==== Dataset entries
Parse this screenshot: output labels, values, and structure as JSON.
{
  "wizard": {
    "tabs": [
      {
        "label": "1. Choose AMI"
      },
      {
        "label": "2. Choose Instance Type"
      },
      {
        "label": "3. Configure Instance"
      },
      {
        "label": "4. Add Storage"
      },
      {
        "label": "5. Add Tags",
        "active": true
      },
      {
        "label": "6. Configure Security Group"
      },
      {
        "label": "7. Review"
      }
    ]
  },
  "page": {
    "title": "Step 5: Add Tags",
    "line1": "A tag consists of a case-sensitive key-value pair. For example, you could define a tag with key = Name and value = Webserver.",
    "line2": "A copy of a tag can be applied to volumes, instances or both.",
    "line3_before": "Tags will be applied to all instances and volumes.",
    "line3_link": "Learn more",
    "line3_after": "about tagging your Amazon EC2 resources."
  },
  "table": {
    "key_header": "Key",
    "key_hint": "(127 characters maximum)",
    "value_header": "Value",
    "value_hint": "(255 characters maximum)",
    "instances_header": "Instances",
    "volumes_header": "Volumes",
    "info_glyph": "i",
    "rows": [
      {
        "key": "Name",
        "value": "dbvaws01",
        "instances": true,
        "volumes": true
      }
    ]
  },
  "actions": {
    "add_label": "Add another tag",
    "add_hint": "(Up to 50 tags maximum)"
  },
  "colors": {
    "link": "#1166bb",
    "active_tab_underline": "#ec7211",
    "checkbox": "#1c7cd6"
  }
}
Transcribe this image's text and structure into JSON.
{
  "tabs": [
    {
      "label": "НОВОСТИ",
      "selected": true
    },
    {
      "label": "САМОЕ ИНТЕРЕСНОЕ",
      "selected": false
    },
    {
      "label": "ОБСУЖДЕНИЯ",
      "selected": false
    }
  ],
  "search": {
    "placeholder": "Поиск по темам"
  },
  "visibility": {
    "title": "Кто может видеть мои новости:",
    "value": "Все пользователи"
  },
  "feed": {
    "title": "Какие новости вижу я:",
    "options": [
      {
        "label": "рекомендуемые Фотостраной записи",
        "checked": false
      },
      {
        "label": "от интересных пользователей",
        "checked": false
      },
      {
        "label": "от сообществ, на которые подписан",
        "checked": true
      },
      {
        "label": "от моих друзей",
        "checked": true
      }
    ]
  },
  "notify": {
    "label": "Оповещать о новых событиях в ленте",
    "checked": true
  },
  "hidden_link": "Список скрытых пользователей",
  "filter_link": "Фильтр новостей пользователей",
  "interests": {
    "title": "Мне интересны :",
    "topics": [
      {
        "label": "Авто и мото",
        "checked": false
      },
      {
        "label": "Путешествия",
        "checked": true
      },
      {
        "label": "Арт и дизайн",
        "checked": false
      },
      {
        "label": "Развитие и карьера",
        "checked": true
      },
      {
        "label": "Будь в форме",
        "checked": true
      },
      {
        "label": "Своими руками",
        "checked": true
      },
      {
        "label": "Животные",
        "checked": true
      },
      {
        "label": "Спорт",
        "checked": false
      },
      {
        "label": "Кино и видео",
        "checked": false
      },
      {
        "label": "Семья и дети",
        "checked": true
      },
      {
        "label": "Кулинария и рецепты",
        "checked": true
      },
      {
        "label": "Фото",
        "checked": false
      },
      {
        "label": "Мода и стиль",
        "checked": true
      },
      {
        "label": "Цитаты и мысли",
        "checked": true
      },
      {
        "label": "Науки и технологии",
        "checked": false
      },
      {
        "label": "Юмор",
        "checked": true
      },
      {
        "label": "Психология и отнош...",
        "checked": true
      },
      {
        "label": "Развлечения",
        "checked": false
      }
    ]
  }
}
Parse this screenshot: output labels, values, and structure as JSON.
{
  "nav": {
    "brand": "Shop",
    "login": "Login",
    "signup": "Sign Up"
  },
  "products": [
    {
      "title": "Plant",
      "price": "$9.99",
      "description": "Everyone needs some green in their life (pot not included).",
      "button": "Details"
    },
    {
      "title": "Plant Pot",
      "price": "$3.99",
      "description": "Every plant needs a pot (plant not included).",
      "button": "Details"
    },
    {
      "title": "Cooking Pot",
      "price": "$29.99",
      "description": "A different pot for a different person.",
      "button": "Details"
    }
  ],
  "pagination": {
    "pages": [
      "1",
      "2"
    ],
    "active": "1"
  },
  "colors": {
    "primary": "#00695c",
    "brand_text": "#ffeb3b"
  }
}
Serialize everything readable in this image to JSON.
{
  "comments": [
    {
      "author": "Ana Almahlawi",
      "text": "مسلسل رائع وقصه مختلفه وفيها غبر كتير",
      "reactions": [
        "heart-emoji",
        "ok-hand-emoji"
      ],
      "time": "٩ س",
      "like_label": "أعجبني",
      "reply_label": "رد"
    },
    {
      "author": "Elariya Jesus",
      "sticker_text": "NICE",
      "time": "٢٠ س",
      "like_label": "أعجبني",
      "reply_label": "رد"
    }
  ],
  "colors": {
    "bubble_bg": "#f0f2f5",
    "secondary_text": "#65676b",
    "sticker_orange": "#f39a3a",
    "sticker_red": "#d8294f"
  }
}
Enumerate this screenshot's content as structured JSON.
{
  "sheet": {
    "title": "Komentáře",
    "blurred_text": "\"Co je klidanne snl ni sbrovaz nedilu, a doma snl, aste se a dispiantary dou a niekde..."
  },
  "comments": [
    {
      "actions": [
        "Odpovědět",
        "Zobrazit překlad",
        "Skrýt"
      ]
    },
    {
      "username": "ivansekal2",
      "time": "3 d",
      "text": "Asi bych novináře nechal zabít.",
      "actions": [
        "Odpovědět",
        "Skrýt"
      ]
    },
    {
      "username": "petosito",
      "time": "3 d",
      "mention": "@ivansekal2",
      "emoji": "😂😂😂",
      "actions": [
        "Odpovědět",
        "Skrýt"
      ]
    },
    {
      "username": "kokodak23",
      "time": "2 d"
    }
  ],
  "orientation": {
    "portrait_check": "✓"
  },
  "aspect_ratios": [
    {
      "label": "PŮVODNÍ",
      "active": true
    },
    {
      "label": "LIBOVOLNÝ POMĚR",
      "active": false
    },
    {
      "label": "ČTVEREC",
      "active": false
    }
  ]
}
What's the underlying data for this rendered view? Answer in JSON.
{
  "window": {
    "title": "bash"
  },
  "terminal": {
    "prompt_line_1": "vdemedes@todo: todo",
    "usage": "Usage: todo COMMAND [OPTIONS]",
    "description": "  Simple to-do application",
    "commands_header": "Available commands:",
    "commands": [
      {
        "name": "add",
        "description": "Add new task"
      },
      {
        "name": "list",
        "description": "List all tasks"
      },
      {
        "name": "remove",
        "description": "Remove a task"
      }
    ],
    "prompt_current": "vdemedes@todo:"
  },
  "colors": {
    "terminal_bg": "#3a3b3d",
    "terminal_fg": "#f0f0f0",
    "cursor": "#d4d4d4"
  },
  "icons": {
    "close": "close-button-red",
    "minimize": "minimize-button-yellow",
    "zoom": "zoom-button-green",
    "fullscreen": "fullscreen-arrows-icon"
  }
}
========
▶ _Exercise_
Return each entry from the material above exactly as it appears.

▶ _Complete response_
Parse this screenshot: output labels, values, and structure as JSON.
{
  "wizard": {
    "tabs": [
      {
        "label": "1. Choose AMI"
      },
      {
        "label": "2. Choose Instance Type"
      },
      {
        "label": "3. Configure Instance"
      },
      {
        "label": "4. Add Storage"
      },
      {
        "label": "5. Add Tags",
        "active": true
      },
      {
        "label": "6. Configure Security Group"
      },
      {
        "label": "7. Review"
      }
    ]
  },
  "page": {
    "title": "Step 5: Add Tags",
    "line1": "A tag consists of a case-sensitive key-value pair. For example, you could define a tag with key = Name and value = Webserver.",
    "line2": "A copy of a tag can be applied to volumes, instances or both.",
    "line3_before": "Tags will be applied to all instances and volumes.",
    "line3_link": "Learn more",
    "line3_after": "about tagging your Amazon EC2 resources."
  },
  "table": {
    "key_header": "Key",
    "key_hint": "(127 characters maximum)",
    "value_header": "Value",
    "value_hint": "(255 characters maximum)",
    "instances_header": "Instances",
    "volumes_header": "Volumes",
    "info_glyph": "i",
    "rows": [
      {
        "key": "Name",
        "value": "dbvaws01",
        "instances": true,
        "volumes": true
      }
    ]
  },
  "actions": {
    "add_label": "Add another tag",
    "add_hint": "(Up to 50 tags maximum)"
  },
  "colors": {
    "link": "#1166bb",
    "active_tab_underline": "#ec7211",
    "checkbox": "#1c7cd6"
  }
}
Transcribe this image's text and structure into JSON.
{
  "tabs": [
    {
      "label": "НОВОСТИ",
      "selected": true
    },
    {
      "label": "САМОЕ ИНТЕРЕСНОЕ",
      "selected": false
    },
    {
      "label": "ОБСУЖДЕНИЯ",
      "selected": false
    }
  ],
  "search": {
    "placeholder": "Поиск по темам"
  },
  "visibility": {
    "title": "Кто может видеть мои новости:",
    "value": "Все пользователи"
  },
  "feed": {
    "title": "Какие новости вижу я:",
    "options": [
      {
        "label": "рекомендуемые Фотостраной записи",
        "checked": false
      },
      {
        "label": "от интересных пользователей",
        "checked": false
      },
      {
        "label": "от сообществ, на которые подписан",
        "checked": true
      },
      {
        "label": "от моих друзей",
        "checked": true
      }
    ]
  },
  "notify": {
    "label": "Оповещать о новых событиях в ленте",
    "checked": true
  },
  "hidden_link": "Список скрытых пользователей",
  "filter_link": "Фильтр новостей пользователей",
  "interests": {
    "title": "Мне интересны :",
    "topics": [
      {
        "label": "Авто и мото",
        "checked": false
      },
      {
        "label": "Путешествия",
        "checked": true
      },
      {
        "label": "Арт и дизайн",
        "checked": false
      },
      {
        "label": "Развитие и карьера",
        "checked": true
      },
      {
        "label": "Будь в форме",
        "checked": true
      },
      {
        "label": "Своими руками",
        "checked": true
      },
      {
        "label": "Животные",
        "checked": true
      },
      {
        "label": "Спорт",
        "checked": false
      },
      {
        "label": "Кино и видео",
        "checked": false
      },
      {
        "label": "Семья и дети",
        "checked": true
      },
      {
        "label": "Кулинария и рецепты",
        "checked": true
      },
      {
        "label": "Фото",
        "checked": false
      },
      {
        "label": "Мода и стиль",
        "checked": true
      },
      {
        "label": "Цитаты и мысли",
        "checked": true
      },
      {
        "label": "Науки и технологии",
        "checked": false
      },
      {
        "label": "Юмор",
        "checked": true
      },
      {
        "label": "Психология и отнош...",
        "checked": true
      },
      {
        "label": "Развлечения",
        "checked": false
      }
    ]
  }
}
Parse this screenshot: output labels, values, and structure as JSON.
{
  "nav": {
    "brand": "Shop",
    "login": "Login",
    "signup": "Sign Up"
  },
  "products": [
    {
      "title": "Plant",
      "price": "$9.99",
      "description": "Everyone needs some green in their life (pot not included).",
      "button": "Details"
    },
    {
      "title": "Plant Pot",
      "price": "$3.99",
      "description": "Every plant needs a pot (plant not included).",
      "button": "Details"
    },
    {
      "title": "Cooking Pot",
      "price": "$29.99",
      "description": "A different pot for a different person.",
      "button": "Details"
    }
  ],
  "pagination": {
    "pages": [
      "1",
      "2"
    ],
    "active": "1"
  },
  "colors": {
    "primary": "#00695c",
    "brand_text": "#ffeb3b"
  }
}
Serialize everything readable in this image to JSON.
{
  "comments": [
    {
      "author": "Ana Almahlawi",
      "text": "مسلسل رائع وقصه مختلفه وفيها غبر كتير",
      "reactions": [
        "heart-emoji",
        "ok-hand-emoji"
      ],
      "time": "٩ س",
      "like_label": "أعجبني",
      "reply_label": "رد"
    },
    {
      "author": "Elariya Jesus",
      "sticker_text": "NICE",
      "time": "٢٠ س",
      "like_label": "أعجبني",
      "reply_label": "رد"
    }
  ],
  "colors": {
    "bubble_bg": "#f0f2f5",
    "secondary_text": "#65676b",
    "sticker_orange": "#f39a3a",
    "sticker_red": "#d8294f"
  }
}
Enumerate this screenshot's content as structured JSON.
{
  "sheet": {
    "title": "Komentáře",
    "blurred_text": "\"Co je klidanne snl ni sbrovaz nedilu, a doma snl, aste se a dispiantary dou a niekde..."
  },
  "comments": [
    {
      "actions": [
        "Odpovědět",
        "Zobrazit překlad",
        "Skrýt"
      ]
    },
    {
      "username": "ivansekal2",
      "time": "3 d",
      "text": "Asi bych novináře nechal zabít.",
      "actions": [
        "Odpovědět",
        "Skrýt"
      ]
    },
    {
      "username": "petosito",
      "time": "3 d",
      "mention": "@ivansekal2",
      "emoji": "😂😂😂",
      "actions": [
        "Odpovědět",
        "Skrýt"
      ]
    },
    {
      "username": "kokodak23",
      "time": "2 d"
    }
  ],
  "orientation": {
    "portrait_check": "✓"
  },
  "aspect_ratios": [
    {
      "label": "PŮVODNÍ",
      "active": true
    },
    {
      "label": "LIBOVOLNÝ POMĚR",
      "active": false
    },
    {
      "label": "ČTVEREC",
      "active": false
    }
  ]
}
What's the underlying data for this rendered view? Answer in JSON.
{
  "window": {
    "title": "bash"
  },
  "terminal": {
    "prompt_line_1": "vdemedes@todo: todo",
    "usage": "Usage: todo COMMAND [OPTIONS]",
    "description": "  Simple to-do application",
    "commands_header": "Available commands:",
    "commands": [
      {
        "name": "add",
        "description": "Add new task"
      },
      {
        "name": "list",
        "description": "List all tasks"
      },
      {
        "name": "remove",
        "description": "Remove a task"
      }
    ],
    "prompt_current": "vdemedes@todo:"
  },
  "colors": {
    "terminal_bg": "#3a3b3d",
    "terminal_fg": "#f0f0f0",
    "cursor": "#d4d4d4"
  },
  "icons": {
    "close": "close-button-red",
    "minimize": "minimize-button-yellow",
    "zoom": "zoom-button-green",
    "fullscreen": "fullscreen-arrows-icon"
  }
}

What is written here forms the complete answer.